What is required => Would you transcribe the whole listing exactly, minus its pictures?

(Stored records)

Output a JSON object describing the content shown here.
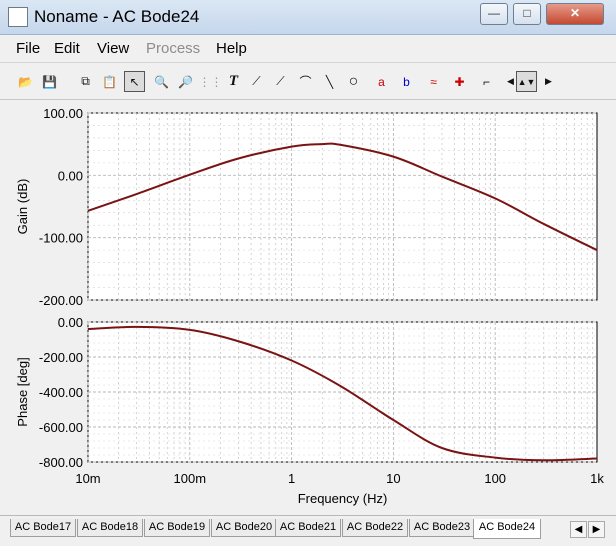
{
  "window": {
    "title": "Noname - AC Bode24",
    "minimize_label": "—",
    "maximize_label": "□",
    "close_label": "✕"
  },
  "menu": [
    {
      "label": "File",
      "enabled": true
    },
    {
      "label": "Edit",
      "enabled": true
    },
    {
      "label": "View",
      "enabled": true
    },
    {
      "label": "Process",
      "enabled": false
    },
    {
      "label": "Help",
      "enabled": true
    }
  ],
  "toolbar": {
    "buttons": [
      "open-icon",
      "save-icon",
      "copy-icon",
      "paste-icon",
      "select-arrow-icon",
      "zoom-in-icon",
      "zoom-out-icon",
      "grid-icon",
      "text-icon",
      "label-icon",
      "label2-icon",
      "label3-icon",
      "line-icon",
      "circle-icon",
      "cursor-a-icon",
      "cursor-b-icon",
      "add-curve-icon",
      "pick-icon",
      "slope-icon",
      "nav-left-icon",
      "nav-updown-icon",
      "nav-right-icon"
    ],
    "text_tool_label": "T",
    "cursor_a_label": "a",
    "cursor_b_label": "b"
  },
  "chart_data": [
    {
      "type": "line",
      "ylabel": "Gain (dB)",
      "yticks": [
        "100.00",
        "0.00",
        "-100.00",
        "-200.00"
      ],
      "ylim": [
        -200,
        100
      ],
      "x_scale": "log",
      "xlim": [
        0.01,
        1000
      ],
      "grid": true,
      "series": [
        {
          "x": [
            0.01,
            0.03,
            0.1,
            0.3,
            1,
            2,
            3,
            10,
            30,
            100,
            300,
            1000
          ],
          "values": [
            -57,
            -30,
            1,
            27,
            46,
            50,
            49,
            30,
            -2,
            -37,
            -78,
            -120
          ]
        }
      ]
    },
    {
      "type": "line",
      "ylabel": "Phase [deg]",
      "yticks": [
        "0.00",
        "-200.00",
        "-400.00",
        "-600.00",
        "-800.00"
      ],
      "ylim": [
        -800,
        0
      ],
      "x_scale": "log",
      "xlim": [
        0.01,
        1000
      ],
      "xticks": [
        "10m",
        "100m",
        "1",
        "10",
        "100",
        "1k"
      ],
      "xlabel": "Frequency (Hz)",
      "grid": true,
      "series": [
        {
          "x": [
            0.01,
            0.03,
            0.1,
            0.3,
            1,
            3,
            10,
            30,
            100,
            300,
            1000
          ],
          "values": [
            -40,
            -28,
            -45,
            -110,
            -220,
            -365,
            -560,
            -720,
            -775,
            -790,
            -780
          ]
        }
      ]
    }
  ],
  "colors": {
    "curve": "#7a1414",
    "grid": "#b7b7b7",
    "plot_bg": "#ffffff"
  },
  "tabs": [
    {
      "label": "AC Bode17",
      "active": false
    },
    {
      "label": "AC Bode18",
      "active": false
    },
    {
      "label": "AC Bode19",
      "active": false
    },
    {
      "label": "AC Bode20",
      "active": false
    },
    {
      "label": "AC Bode21",
      "active": false
    },
    {
      "label": "AC Bode22",
      "active": false
    },
    {
      "label": "AC Bode23",
      "active": false
    },
    {
      "label": "AC Bode24",
      "active": true
    }
  ],
  "tab_scroll": {
    "left_label": "◀",
    "right_label": "▶"
  }
}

Task result =>
Output a JSON object describing the content shown here.
{
  "window": {
    "title": "Noname - AC Bode24",
    "minimize_label": "—",
    "maximize_label": "□",
    "close_label": "✕"
  },
  "menu": [
    {
      "label": "File",
      "enabled": true
    },
    {
      "label": "Edit",
      "enabled": true
    },
    {
      "label": "View",
      "enabled": true
    },
    {
      "label": "Process",
      "enabled": false
    },
    {
      "label": "Help",
      "enabled": true
    }
  ],
  "toolbar": {
    "buttons": [
      "open-icon",
      "save-icon",
      "copy-icon",
      "paste-icon",
      "select-arrow-icon",
      "zoom-in-icon",
      "zoom-out-icon",
      "grid-icon",
      "text-icon",
      "label-icon",
      "label2-icon",
      "label3-icon",
      "line-icon",
      "circle-icon",
      "cursor-a-icon",
      "cursor-b-icon",
      "add-curve-icon",
      "pick-icon",
      "slope-icon",
      "nav-left-icon",
      "nav-updown-icon",
      "nav-right-icon"
    ],
    "text_tool_label": "T",
    "cursor_a_label": "a",
    "cursor_b_label": "b"
  },
  "chart_data": [
    {
      "type": "line",
      "ylabel": "Gain (dB)",
      "yticks": [
        "100.00",
        "0.00",
        "-100.00",
        "-200.00"
      ],
      "ylim": [
        -200,
        100
      ],
      "x_scale": "log",
      "xlim": [
        0.01,
        1000
      ],
      "grid": true,
      "series": [
        {
          "x": [
            0.01,
            0.03,
            0.1,
            0.3,
            1,
            2,
            3,
            10,
            30,
            100,
            300,
            1000
          ],
          "values": [
            -57,
            -30,
            1,
            27,
            46,
            50,
            49,
            30,
            -2,
            -37,
            -78,
            -120
          ]
        }
      ]
    },
    {
      "type": "line",
      "ylabel": "Phase [deg]",
      "yticks": [
        "0.00",
        "-200.00",
        "-400.00",
        "-600.00",
        "-800.00"
      ],
      "ylim": [
        -800,
        0
      ],
      "x_scale": "log",
      "xlim": [
        0.01,
        1000
      ],
      "xticks": [
        "10m",
        "100m",
        "1",
        "10",
        "100",
        "1k"
      ],
      "xlabel": "Frequency (Hz)",
      "grid": true,
      "series": [
        {
          "x": [
            0.01,
            0.03,
            0.1,
            0.3,
            1,
            3,
            10,
            30,
            100,
            300,
            1000
          ],
          "values": [
            -40,
            -28,
            -45,
            -110,
            -220,
            -365,
            -560,
            -720,
            -775,
            -790,
            -780
          ]
        }
      ]
    }
  ],
  "colors": {
    "curve": "#7a1414",
    "grid": "#b7b7b7",
    "plot_bg": "#ffffff"
  },
  "tabs": [
    {
      "label": "AC Bode17",
      "active": false
    },
    {
      "label": "AC Bode18",
      "active": false
    },
    {
      "label": "AC Bode19",
      "active": false
    },
    {
      "label": "AC Bode20",
      "active": false
    },
    {
      "label": "AC Bode21",
      "active": false
    },
    {
      "label": "AC Bode22",
      "active": false
    },
    {
      "label": "AC Bode23",
      "active": false
    },
    {
      "label": "AC Bode24",
      "active": true
    }
  ],
  "tab_scroll": {
    "left_label": "◀",
    "right_label": "▶"
  }
}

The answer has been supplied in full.